• **THE TASK**
Find the line containing "What text is on this page?". Retype it and every later line of the records exactly, leaving out pictures.

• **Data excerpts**
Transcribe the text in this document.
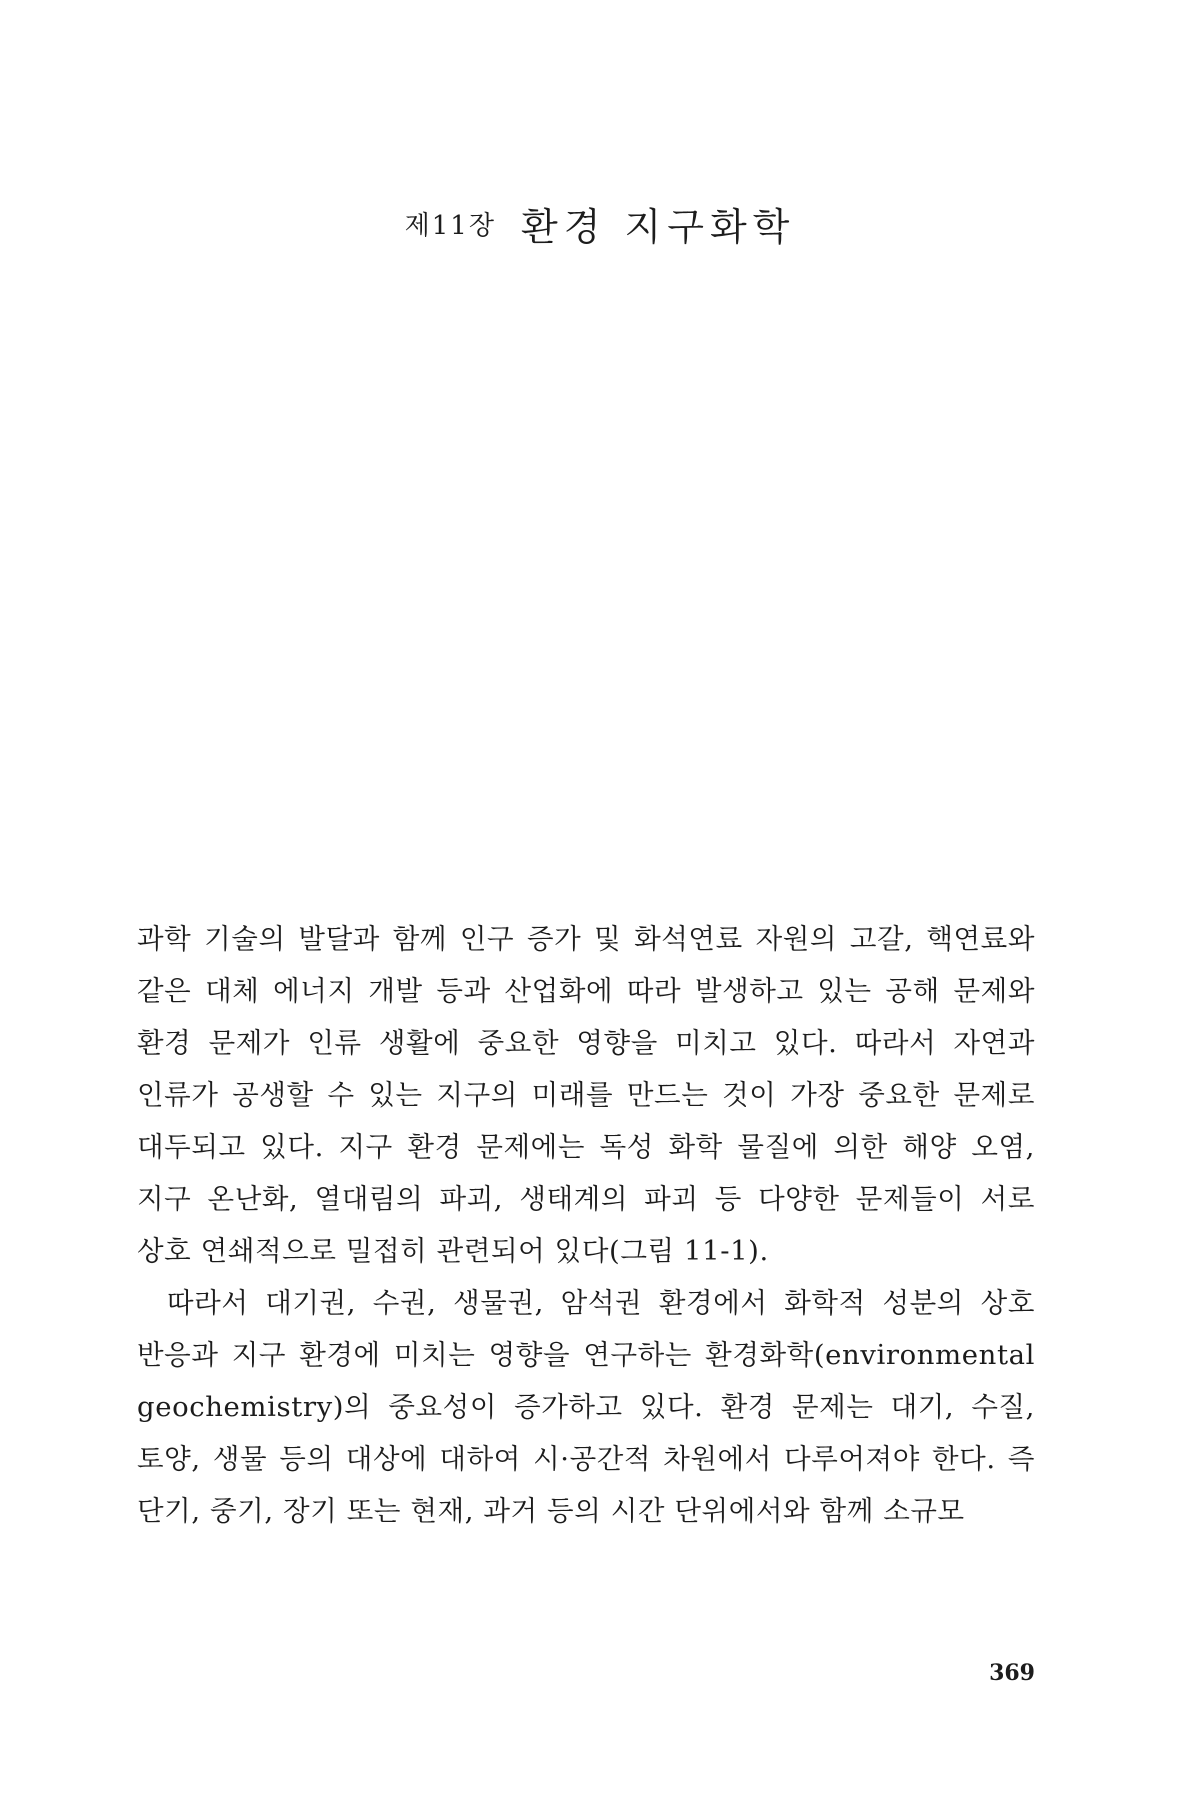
제11장 환경 지구화학

과학 기술의 발달과 함께 인구 증가 및 화석연료 자원의 고갈, 핵연료와 같은 대체 에너지 개발 등과 산업화에 따라 발생하고 있는 공해 문제와 환경 문제가 인류 생활에 중요한 영향을 미치고 있다. 따라서 자연과 인류가 공생할 수 있는 지구의 미래를 만드는 것이 가장 중요한 문제로 대두되고 있다. 지구 환경 문제에는 독성 화학 물질에 의한 해양 오염, 지구 온난화, 열대림의 파괴, 생태계의 파괴 등 다양한 문제들이 서로 상호 연쇄적으로 밀접히 관련되어 있다(그림 11-1).

따라서 대기권, 수권, 생물권, 암석권 환경에서 화학적 성분의 상호 반응과 지구 환경에 미치는 영향을 연구하는 환경화학(environmental geochemistry)의 중요성이 증가하고 있다. 환경 문제는 대기, 수질, 토양, 생물 등의 대상에 대하여 시·공간적 차원에서 다루어져야 한다. 즉 단기, 중기, 장기 또는 현재, 과거 등의 시간 단위에서와 함께 소규모

369
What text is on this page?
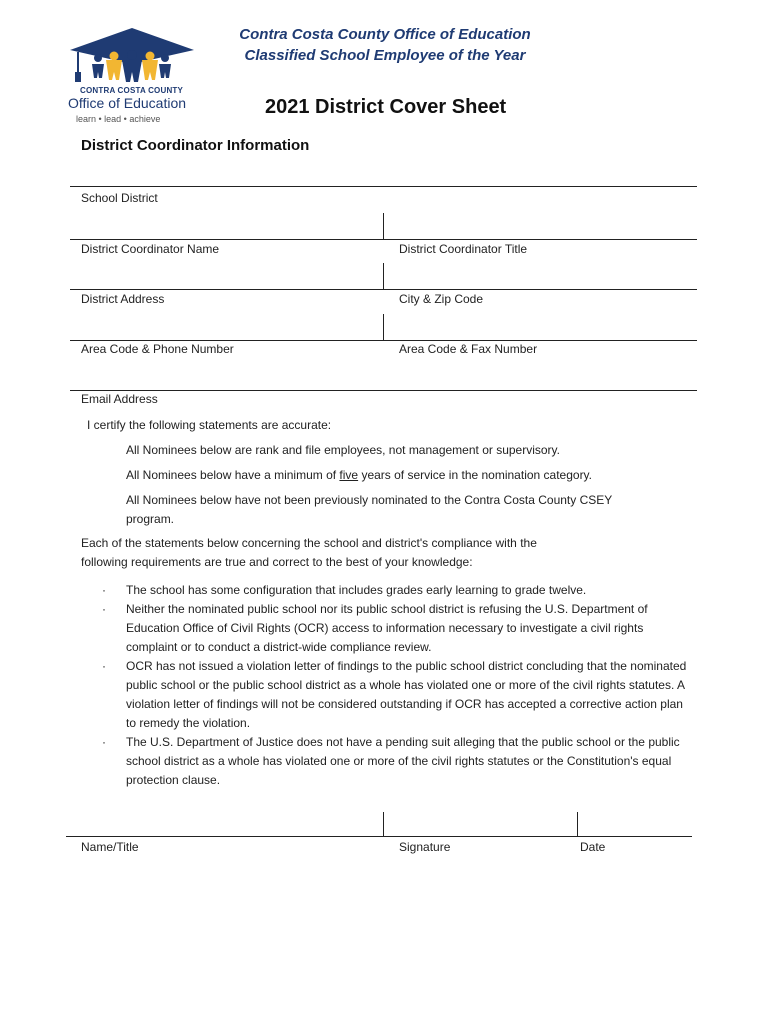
CONTRA COSTA COUNTY
Office of Education
learn • lead • achieve
Contra Costa County Office of Education
Classified School Employee of the Year
2021 District Cover Sheet
District Coordinator Information
School District
District Coordinator Name	District Coordinator Title
District Address	City & Zip Code
Area Code & Phone Number	Area Code & Fax Number
Email Address
I certify the following statements are accurate:
All Nominees below are rank and file employees, not management or supervisory.
All Nominees below have a minimum of five years of service in the nomination category.
All Nominees below have not been previously nominated to the Contra Costa County CSEY program.
Each of the statements below concerning the school and district's compliance with the following requirements are true and correct to the best of your knowledge:
· The school has some configuration that includes grades early learning to grade twelve.
· Neither the nominated public school nor its public school district is refusing the U.S. Department of Education Office of Civil Rights (OCR) access to information necessary to investigate a civil rights complaint or to conduct a district-wide compliance review.
· OCR has not issued a violation letter of findings to the public school district concluding that the nominated public school or the public school district as a whole has violated one or more of the civil rights statutes. A violation letter of findings will not be considered outstanding if OCR has accepted a corrective action plan to remedy the violation.
· The U.S. Department of Justice does not have a pending suit alleging that the public school or the public school district as a whole has violated one or more of the civil rights statutes or the Constitution's equal protection clause.
Name/Title	Signature	Date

• **SOLUTION FOR THIS TASK**
What text is on this page?
CONTRA COSTA COUNTY
Office of Education
learn • lead • achieve
Contra Costa County Office of Education
Classified School Employee of the Year
2021 District Cover Sheet
District Coordinator Information
School District
District Coordinator Name	District Coordinator Title
District Address	City & Zip Code
Area Code & Phone Number	Area Code & Fax Number
Email Address
I certify the following statements are accurate:
All Nominees below are rank and file employees, not management or supervisory.
All Nominees below have a minimum of five years of service in the nomination category.
All Nominees below have not been previously nominated to the Contra Costa County CSEY program.
Each of the statements below concerning the school and district's compliance with the following requirements are true and correct to the best of your knowledge:
· The school has some configuration that includes grades early learning to grade twelve.
· Neither the nominated public school nor its public school district is refusing the U.S. Department of Education Office of Civil Rights (OCR) access to information necessary to investigate a civil rights complaint or to conduct a district-wide compliance review.
· OCR has not issued a violation letter of findings to the public school district concluding that the nominated public school or the public school district as a whole has violated one or more of the civil rights statutes. A violation letter of findings will not be considered outstanding if OCR has accepted a corrective action plan to remedy the violation.
· The U.S. Department of Justice does not have a pending suit alleging that the public school or the public school district as a whole has violated one or more of the civil rights statutes or the Constitution's equal protection clause.
Name/Title	Signature	Date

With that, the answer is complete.